━━━━━ EXERCISE MATERIALS

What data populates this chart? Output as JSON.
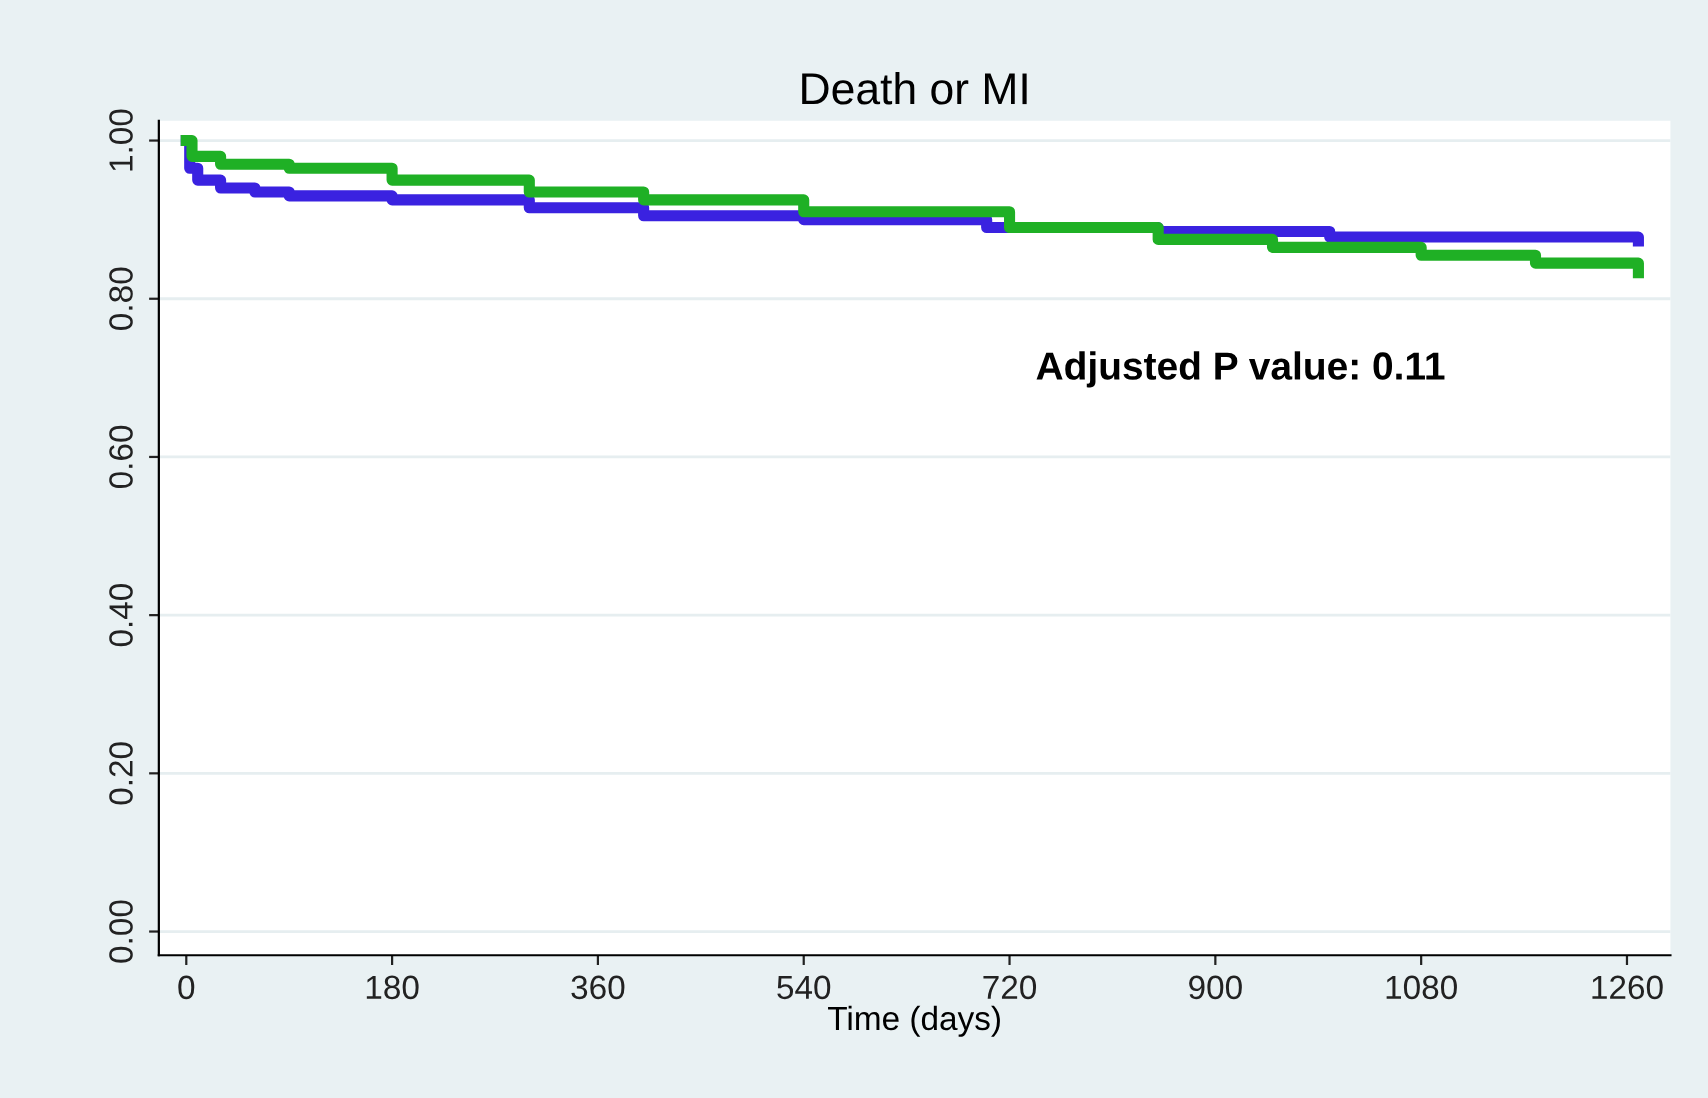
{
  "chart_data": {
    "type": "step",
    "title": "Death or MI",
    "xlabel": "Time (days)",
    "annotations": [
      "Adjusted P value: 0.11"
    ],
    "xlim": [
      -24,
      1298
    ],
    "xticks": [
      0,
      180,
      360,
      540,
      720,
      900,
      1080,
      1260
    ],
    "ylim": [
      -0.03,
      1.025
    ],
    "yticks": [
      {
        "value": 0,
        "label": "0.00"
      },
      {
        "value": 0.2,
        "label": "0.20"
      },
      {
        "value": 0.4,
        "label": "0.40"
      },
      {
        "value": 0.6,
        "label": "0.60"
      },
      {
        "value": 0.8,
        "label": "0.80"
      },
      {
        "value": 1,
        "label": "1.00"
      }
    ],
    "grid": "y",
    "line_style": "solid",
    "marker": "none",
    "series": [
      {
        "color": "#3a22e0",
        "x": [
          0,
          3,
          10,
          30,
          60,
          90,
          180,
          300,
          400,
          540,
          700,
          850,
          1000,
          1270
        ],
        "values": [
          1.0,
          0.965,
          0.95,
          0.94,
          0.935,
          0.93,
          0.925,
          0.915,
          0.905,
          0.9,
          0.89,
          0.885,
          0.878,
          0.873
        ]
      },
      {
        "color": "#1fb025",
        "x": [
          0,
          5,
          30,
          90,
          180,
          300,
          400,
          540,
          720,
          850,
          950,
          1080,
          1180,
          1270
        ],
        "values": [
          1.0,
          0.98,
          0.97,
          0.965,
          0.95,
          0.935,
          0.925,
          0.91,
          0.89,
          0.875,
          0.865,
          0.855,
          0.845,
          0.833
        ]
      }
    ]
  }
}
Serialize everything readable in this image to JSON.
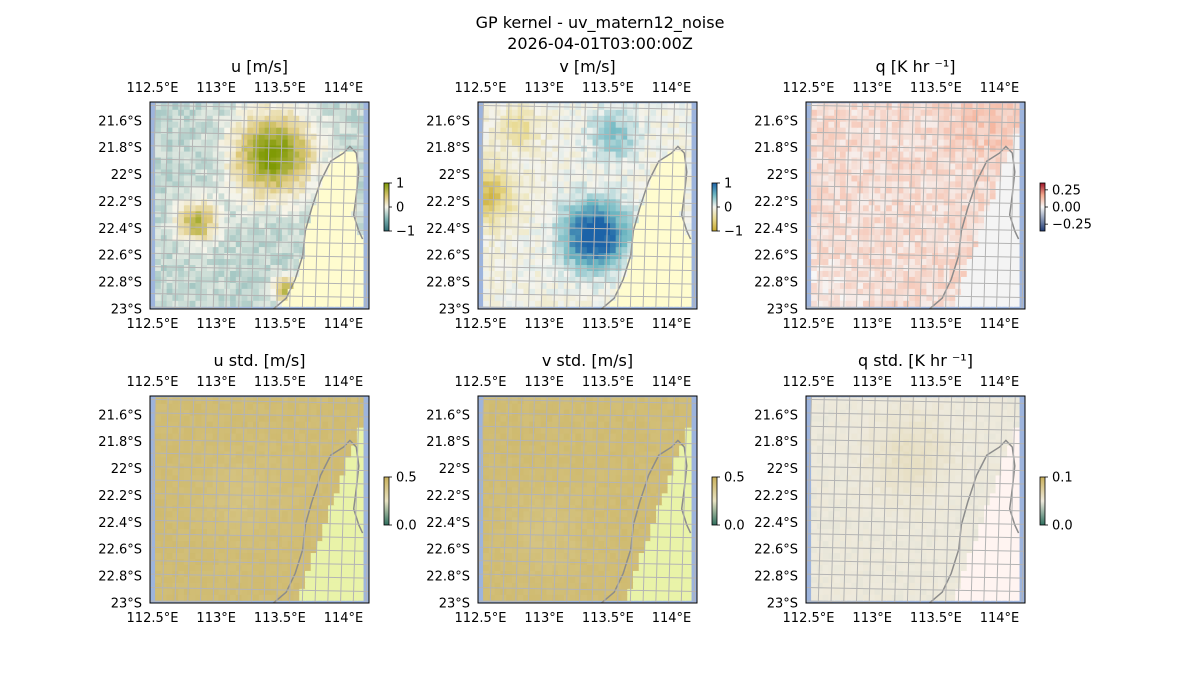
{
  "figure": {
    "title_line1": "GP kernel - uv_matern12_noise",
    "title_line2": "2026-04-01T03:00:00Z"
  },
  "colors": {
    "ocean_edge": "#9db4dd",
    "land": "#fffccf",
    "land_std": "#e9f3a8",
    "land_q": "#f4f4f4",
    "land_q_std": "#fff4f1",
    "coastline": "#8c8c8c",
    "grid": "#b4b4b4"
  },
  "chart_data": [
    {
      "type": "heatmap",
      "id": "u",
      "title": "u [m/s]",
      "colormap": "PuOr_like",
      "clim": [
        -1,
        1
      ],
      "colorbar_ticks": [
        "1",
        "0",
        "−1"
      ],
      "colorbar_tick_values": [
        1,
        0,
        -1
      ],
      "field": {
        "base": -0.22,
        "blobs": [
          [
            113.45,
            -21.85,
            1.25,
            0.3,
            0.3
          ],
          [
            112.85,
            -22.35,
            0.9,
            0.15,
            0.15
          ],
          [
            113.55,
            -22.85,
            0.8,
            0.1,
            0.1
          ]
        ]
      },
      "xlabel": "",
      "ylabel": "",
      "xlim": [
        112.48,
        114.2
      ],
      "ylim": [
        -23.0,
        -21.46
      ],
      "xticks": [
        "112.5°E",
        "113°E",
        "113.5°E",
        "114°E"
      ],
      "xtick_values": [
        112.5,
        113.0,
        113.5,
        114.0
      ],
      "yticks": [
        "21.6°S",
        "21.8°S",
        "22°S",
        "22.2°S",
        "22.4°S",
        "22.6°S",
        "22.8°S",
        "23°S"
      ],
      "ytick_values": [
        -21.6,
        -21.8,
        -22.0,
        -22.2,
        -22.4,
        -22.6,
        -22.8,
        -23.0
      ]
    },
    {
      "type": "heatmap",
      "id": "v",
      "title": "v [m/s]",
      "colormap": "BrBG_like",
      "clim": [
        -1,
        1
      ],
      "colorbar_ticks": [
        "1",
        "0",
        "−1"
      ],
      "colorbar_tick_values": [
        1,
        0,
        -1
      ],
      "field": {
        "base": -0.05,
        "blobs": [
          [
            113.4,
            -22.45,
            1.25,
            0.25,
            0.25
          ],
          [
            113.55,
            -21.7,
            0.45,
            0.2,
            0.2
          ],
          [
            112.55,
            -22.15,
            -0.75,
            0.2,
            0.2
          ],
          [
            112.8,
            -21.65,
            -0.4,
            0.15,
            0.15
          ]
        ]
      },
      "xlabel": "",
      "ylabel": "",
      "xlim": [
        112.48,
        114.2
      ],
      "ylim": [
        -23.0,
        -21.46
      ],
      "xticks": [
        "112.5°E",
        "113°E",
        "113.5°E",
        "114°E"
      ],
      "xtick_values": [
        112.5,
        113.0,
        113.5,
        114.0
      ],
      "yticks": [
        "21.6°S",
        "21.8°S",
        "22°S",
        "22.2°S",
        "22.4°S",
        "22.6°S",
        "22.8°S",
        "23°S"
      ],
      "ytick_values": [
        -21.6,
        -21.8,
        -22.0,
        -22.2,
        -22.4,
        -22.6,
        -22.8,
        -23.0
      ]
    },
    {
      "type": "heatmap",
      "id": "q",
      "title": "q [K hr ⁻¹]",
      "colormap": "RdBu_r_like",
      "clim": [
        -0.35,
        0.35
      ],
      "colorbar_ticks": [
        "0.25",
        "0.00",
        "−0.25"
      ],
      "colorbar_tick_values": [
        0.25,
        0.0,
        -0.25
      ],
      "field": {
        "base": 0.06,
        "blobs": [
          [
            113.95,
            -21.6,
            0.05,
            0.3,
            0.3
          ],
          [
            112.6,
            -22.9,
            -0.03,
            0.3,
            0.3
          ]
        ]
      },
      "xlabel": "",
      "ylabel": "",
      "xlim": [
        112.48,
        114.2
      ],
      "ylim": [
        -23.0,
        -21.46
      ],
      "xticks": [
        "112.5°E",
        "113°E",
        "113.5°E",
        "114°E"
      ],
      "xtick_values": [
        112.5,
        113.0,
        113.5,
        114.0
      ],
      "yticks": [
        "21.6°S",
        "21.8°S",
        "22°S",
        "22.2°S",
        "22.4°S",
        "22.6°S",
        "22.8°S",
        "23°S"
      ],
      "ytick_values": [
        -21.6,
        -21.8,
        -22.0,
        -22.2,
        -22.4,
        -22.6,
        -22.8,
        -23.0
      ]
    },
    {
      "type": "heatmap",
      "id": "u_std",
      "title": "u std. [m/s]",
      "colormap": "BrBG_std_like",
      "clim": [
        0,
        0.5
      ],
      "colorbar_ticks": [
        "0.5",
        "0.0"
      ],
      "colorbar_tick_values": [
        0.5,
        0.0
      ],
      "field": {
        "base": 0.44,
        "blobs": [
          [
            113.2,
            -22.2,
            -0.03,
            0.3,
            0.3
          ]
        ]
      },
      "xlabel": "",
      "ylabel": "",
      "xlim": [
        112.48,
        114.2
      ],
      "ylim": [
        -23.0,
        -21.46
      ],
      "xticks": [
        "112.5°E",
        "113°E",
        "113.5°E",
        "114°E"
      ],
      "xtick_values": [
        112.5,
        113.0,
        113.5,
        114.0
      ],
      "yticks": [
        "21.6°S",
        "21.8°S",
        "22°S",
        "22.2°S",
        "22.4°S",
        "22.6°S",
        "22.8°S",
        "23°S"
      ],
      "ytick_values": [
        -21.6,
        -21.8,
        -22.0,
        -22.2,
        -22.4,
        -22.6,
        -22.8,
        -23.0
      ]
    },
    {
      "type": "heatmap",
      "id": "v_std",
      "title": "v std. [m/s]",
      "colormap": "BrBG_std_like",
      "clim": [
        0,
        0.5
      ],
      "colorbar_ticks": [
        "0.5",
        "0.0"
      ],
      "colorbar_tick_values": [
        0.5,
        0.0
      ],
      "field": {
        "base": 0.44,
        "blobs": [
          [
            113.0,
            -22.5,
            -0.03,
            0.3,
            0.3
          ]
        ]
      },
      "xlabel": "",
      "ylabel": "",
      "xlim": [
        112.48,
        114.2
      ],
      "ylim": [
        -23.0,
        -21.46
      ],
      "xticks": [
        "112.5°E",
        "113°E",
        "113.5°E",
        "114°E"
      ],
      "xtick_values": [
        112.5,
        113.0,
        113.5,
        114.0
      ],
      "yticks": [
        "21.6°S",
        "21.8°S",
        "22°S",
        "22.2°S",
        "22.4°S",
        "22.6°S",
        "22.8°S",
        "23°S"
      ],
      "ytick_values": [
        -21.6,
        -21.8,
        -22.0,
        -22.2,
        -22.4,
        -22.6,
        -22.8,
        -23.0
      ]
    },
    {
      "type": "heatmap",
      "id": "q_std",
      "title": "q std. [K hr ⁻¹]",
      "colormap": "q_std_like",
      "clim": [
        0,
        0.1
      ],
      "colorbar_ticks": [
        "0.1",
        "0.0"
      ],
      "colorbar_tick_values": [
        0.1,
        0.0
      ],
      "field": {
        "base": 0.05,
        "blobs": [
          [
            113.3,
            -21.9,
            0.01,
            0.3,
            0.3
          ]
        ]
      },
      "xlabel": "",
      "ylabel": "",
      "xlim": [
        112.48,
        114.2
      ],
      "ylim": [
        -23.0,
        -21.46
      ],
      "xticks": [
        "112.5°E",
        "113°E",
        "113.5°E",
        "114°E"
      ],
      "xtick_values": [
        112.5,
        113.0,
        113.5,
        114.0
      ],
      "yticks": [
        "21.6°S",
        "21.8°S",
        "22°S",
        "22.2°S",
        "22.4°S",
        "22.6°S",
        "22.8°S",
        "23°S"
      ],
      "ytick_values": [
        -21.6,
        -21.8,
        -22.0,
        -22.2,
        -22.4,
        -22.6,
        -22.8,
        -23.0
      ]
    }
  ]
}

━━━━━━━━━━

● YOUR TASK:
Go through the preceding material and copy each line that has the word "colormap".

● RESULT BELOW:
      "colormap": "PuOr_like",
      "colormap": "BrBG_like",
      "colormap": "RdBu_r_like",
      "colormap": "BrBG_std_like",
      "colormap": "BrBG_std_like",
      "colormap": "q_std_like",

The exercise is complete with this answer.